- [Data shown]
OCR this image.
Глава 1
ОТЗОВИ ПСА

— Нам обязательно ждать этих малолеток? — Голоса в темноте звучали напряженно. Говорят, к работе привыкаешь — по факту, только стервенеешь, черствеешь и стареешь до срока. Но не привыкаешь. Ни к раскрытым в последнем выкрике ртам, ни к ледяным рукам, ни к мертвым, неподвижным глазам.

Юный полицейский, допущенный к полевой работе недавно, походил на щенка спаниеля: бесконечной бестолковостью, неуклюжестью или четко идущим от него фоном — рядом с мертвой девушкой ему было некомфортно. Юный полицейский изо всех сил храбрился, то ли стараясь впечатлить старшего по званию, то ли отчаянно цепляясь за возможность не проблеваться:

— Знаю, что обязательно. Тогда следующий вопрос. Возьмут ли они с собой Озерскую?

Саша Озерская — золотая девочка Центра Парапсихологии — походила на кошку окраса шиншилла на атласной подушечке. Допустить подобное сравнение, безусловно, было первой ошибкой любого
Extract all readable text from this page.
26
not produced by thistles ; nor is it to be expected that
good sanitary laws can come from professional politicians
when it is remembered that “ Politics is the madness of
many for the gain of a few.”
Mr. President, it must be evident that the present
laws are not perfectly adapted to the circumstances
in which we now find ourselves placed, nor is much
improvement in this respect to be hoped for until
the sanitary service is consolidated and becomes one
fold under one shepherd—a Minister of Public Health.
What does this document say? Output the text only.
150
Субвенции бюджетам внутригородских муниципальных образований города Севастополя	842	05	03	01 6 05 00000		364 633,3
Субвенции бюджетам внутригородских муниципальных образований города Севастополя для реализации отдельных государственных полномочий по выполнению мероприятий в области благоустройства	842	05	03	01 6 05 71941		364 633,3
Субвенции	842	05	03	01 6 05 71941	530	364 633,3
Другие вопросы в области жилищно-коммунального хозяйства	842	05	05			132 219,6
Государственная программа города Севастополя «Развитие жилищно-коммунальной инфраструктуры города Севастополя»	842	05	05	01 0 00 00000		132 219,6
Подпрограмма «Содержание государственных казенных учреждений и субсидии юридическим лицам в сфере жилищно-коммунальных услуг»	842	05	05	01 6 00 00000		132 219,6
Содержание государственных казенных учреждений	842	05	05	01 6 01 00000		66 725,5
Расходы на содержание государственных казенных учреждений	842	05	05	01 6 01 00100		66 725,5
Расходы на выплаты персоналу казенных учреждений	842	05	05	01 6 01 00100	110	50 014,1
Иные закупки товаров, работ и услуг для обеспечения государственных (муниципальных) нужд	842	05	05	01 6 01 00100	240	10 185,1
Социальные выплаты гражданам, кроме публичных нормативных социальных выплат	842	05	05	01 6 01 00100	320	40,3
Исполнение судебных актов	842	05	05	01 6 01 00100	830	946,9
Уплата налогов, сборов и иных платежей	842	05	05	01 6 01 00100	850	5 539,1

- [Problem description] Search the entries for the word "Субвенции", then gather every line that has it.

- [Full output]
Субвенции бюджетам внутригородских муниципальных образований города Севастополя	842	05	03	01 6 05 00000		364 633,3
Субвенции бюджетам внутригородских муниципальных образований города Севастополя для реализации отдельных государственных полномочий по выполнению мероприятий в области благоустройства	842	05	03	01 6 05 71941		364 633,3
Субвенции	842	05	03	01 6 05 71941	530	364 633,3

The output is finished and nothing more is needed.